● 課題の文章

====================

ブロード研究所が率いる研究共同体SCHEMAが、121,000の人の遺伝子を調べて統合失調症を発症させる10遺伝子変異体を発表した。この変異体はタンパク質の機能を変化させる遺伝子で、統合失調症を発症する割合を20倍も高めている。2つ目の研究はthe Psychiatric Genomics Consortium (PGC)と言う研究共同体が発表したもので、統合失調症発症リスクを高める遺伝子変異体を287個発見していた。
これ等の研究から、統合失調症とはシナプスでの神経症細胞同士の会話が不全になった病気と理解できる。同じ遺伝子上に多種の変異が起きて、それが各種精神病の元になっていた。二つの発表はNature誌に発表された。
「精神病は長い間ブラックボックスの状態にあり、そのメカニズムは謎に包まれていた。そのため、治療法開発が遅れ、70年以上も前の薬を今も使っている」とブロード研究所のタージンダー・シンは言う。

====================

● 表示データ
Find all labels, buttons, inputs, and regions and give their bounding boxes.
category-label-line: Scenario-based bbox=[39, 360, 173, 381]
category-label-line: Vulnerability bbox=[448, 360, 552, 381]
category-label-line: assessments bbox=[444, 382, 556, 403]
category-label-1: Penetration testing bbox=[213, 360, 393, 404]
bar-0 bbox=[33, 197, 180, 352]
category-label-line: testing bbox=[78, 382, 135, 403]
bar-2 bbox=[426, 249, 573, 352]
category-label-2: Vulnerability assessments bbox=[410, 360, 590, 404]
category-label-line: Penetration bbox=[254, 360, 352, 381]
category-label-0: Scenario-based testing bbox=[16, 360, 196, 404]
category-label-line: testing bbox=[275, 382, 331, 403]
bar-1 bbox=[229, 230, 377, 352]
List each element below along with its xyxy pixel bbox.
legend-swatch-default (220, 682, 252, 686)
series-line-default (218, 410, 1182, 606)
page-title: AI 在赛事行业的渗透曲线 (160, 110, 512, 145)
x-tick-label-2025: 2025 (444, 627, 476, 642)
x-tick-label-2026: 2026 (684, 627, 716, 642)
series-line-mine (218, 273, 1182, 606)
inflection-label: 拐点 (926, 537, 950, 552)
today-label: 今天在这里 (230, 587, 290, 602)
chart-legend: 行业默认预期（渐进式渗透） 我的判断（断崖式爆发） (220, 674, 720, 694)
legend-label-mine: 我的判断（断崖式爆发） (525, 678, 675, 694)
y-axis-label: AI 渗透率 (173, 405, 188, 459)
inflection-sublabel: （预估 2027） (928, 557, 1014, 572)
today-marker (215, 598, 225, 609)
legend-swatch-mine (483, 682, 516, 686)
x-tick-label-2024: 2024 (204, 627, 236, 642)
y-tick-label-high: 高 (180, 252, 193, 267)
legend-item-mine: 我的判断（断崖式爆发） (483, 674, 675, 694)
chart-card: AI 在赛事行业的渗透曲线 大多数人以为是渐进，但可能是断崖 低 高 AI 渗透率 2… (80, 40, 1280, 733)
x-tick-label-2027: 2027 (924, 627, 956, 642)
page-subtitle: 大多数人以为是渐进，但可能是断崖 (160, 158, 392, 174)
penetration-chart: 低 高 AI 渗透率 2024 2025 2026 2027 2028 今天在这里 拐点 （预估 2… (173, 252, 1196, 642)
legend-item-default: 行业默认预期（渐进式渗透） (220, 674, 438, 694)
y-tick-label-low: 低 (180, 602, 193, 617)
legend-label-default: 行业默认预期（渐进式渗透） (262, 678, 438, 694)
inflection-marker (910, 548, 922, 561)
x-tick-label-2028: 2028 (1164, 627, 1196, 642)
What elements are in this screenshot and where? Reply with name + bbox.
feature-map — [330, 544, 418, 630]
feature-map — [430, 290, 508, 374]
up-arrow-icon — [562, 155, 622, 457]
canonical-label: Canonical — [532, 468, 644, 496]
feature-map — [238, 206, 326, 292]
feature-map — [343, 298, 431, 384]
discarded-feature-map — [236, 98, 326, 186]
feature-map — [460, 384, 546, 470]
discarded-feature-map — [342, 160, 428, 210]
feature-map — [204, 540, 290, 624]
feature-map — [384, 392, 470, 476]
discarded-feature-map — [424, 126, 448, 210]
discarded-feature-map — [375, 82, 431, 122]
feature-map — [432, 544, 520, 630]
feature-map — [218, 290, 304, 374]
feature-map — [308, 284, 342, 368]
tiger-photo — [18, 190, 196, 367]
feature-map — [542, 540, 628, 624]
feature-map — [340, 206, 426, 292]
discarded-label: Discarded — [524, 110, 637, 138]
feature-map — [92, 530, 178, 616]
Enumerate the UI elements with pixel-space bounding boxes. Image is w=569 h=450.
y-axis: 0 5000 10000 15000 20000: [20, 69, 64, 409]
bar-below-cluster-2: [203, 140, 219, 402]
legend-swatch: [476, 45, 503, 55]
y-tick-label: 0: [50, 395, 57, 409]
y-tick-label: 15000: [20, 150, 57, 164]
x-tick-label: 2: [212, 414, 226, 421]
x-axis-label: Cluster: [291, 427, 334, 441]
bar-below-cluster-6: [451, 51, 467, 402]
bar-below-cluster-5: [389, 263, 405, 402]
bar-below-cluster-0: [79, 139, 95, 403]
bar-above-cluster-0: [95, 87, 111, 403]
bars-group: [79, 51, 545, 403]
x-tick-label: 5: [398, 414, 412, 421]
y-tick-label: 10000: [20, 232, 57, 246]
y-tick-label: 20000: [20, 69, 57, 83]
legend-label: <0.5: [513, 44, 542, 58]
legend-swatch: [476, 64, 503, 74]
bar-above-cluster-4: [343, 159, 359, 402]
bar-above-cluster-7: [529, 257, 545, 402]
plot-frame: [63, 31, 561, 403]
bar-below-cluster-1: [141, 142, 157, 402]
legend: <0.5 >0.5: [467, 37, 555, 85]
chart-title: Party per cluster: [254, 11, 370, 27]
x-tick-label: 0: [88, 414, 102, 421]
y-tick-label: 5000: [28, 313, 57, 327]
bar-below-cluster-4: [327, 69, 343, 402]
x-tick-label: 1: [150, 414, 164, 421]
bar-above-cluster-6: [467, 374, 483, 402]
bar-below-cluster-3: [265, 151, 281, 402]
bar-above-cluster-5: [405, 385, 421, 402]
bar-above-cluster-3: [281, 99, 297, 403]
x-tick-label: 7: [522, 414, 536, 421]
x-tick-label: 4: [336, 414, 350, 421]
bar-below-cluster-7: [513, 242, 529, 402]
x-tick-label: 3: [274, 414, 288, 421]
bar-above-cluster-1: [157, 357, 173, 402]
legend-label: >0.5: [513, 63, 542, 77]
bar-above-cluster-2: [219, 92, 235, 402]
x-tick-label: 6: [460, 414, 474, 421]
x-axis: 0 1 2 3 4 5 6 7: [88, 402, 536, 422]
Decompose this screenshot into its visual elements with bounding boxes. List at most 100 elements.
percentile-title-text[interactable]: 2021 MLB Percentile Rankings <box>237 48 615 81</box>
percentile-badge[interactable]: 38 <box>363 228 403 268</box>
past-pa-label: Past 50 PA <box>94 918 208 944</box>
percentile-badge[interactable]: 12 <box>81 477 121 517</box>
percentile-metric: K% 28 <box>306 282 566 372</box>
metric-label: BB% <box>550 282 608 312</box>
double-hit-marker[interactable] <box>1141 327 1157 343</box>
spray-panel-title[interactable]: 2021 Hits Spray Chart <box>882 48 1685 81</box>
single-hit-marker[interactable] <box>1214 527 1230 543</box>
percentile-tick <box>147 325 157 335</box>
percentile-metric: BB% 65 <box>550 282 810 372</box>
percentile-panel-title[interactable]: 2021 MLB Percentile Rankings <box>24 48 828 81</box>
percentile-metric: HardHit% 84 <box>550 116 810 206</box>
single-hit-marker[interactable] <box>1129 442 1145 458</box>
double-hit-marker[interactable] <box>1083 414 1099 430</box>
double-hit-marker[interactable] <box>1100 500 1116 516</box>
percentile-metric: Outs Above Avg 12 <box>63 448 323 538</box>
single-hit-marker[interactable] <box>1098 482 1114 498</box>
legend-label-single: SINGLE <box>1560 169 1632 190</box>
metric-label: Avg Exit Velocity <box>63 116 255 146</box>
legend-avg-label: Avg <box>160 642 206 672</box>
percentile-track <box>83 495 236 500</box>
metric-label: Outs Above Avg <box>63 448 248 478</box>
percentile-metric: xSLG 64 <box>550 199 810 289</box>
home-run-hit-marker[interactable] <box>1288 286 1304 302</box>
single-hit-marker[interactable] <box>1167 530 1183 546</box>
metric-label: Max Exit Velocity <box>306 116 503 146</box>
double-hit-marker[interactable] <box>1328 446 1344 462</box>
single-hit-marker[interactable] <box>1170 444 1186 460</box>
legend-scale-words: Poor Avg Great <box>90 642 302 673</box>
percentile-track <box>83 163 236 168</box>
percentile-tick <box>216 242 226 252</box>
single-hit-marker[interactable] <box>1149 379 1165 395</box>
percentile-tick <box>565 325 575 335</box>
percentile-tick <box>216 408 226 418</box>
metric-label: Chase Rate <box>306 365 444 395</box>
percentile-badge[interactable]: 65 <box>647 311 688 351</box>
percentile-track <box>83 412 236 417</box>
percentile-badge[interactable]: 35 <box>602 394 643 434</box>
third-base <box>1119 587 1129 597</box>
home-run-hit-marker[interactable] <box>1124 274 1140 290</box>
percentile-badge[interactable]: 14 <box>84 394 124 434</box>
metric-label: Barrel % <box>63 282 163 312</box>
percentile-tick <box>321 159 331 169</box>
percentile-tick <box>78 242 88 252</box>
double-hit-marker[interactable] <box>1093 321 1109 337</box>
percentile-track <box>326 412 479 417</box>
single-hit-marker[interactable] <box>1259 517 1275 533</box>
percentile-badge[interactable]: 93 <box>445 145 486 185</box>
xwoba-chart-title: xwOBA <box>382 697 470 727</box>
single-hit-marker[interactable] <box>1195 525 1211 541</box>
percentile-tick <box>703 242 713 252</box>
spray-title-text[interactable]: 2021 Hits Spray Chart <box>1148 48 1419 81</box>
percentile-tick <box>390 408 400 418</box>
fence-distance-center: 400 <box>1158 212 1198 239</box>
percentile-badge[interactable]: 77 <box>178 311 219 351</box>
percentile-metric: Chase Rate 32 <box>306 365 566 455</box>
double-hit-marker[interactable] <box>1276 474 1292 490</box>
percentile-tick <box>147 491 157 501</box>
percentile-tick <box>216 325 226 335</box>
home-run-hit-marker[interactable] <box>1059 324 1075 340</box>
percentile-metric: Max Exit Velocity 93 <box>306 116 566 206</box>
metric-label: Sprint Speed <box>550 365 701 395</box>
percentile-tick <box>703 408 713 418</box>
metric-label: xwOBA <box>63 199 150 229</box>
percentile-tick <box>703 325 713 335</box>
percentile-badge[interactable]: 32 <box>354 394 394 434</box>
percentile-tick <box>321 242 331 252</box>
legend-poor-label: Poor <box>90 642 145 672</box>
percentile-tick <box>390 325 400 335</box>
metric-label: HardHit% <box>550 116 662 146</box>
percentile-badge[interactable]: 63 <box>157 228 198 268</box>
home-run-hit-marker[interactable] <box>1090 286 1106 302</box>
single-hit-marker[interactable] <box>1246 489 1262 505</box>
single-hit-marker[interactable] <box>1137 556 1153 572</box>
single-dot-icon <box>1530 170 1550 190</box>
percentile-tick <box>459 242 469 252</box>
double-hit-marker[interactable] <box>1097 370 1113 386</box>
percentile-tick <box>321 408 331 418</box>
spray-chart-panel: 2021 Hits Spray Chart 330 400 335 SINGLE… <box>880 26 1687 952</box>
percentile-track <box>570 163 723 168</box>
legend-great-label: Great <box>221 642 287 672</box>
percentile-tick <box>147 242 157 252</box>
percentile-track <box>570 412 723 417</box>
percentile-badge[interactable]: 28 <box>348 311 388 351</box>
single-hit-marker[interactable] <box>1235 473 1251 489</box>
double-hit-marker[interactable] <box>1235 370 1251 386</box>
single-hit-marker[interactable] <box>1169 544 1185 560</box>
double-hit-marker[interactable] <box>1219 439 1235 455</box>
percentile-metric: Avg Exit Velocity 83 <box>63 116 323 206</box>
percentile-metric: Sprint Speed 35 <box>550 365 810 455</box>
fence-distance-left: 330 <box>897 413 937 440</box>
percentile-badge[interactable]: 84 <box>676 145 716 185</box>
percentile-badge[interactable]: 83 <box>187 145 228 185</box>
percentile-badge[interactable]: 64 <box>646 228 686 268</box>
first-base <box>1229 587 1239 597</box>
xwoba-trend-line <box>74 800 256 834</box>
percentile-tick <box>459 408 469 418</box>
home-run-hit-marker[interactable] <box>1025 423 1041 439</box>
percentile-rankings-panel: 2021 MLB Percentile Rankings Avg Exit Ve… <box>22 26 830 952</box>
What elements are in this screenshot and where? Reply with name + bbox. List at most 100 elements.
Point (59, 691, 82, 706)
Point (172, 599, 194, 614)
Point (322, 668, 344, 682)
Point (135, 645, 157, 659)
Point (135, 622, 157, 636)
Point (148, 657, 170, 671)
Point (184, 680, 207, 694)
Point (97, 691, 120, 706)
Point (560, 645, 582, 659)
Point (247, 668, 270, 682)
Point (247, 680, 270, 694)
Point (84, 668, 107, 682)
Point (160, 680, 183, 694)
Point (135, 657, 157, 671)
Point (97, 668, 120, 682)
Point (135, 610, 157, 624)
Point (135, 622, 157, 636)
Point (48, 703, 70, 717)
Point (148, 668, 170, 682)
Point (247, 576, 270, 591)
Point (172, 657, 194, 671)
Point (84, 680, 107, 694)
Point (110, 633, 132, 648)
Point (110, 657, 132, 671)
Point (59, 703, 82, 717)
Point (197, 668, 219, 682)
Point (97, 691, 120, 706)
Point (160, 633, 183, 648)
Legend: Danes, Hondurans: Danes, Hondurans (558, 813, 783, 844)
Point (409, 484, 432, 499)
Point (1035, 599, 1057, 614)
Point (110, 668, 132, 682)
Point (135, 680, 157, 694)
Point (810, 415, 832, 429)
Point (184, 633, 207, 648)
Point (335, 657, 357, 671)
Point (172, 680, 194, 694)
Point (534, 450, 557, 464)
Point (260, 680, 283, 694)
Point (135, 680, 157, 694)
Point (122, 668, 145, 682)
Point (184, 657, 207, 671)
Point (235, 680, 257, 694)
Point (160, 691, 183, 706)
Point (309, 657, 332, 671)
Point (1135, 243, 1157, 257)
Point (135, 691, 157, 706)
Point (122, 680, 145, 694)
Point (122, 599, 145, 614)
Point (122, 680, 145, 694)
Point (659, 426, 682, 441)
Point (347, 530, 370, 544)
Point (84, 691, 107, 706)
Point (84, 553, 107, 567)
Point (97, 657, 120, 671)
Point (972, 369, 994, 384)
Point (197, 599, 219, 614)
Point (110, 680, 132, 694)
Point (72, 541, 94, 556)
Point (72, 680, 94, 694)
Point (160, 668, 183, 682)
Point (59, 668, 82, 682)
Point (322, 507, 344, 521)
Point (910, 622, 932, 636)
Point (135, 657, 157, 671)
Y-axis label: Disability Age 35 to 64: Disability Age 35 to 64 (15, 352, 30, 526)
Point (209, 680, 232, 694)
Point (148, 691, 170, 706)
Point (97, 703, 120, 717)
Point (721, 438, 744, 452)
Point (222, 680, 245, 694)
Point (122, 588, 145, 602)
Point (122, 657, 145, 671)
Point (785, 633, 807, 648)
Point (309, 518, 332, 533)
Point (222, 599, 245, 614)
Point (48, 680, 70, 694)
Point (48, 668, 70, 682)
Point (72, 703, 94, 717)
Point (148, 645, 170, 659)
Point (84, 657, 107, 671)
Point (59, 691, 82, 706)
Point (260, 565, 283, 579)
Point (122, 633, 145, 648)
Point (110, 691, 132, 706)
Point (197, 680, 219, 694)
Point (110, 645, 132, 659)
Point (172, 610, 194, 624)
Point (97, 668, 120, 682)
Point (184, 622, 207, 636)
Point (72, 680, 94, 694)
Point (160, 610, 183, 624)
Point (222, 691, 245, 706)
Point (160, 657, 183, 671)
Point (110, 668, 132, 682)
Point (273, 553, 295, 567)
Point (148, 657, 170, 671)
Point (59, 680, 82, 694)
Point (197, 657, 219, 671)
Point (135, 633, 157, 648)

====================

● 作業の指示
統合失調症の遺伝子研究についての文章を、最初から最後まで一字も変えずに書き出してください。

● 解答の例
ブロード研究所が率いる研究共同体SCHEMAが、121,000の人の遺伝子を調べて統合失調症を発症させる10遺伝子変異体を発表した。この変異体はタンパク質の機能を変化させる遺伝子で、統合失調症を発症する割合を20倍も高めている。2つ目の研究はthe Psychiatric Genomics Consortium (PGC)と言う研究共同体が発表したもので、統合失調症発症リスクを高める遺伝子変異体を287個発見していた。
これ等の研究から、統合失調症とはシナプスでの神経症細胞同士の会話が不全になった病気と理解できる。同じ遺伝子上に多種の変異が起きて、それが各種精神病の元になっていた。二つの発表はNature誌に発表された。
「精神病は長い間ブラックボックスの状態にあり、そのメカニズムは謎に包まれていた。そのため、治療法開発が遅れ、70年以上も前の薬を今も使っている」とブロード研究所のタージンダー・シンは言う。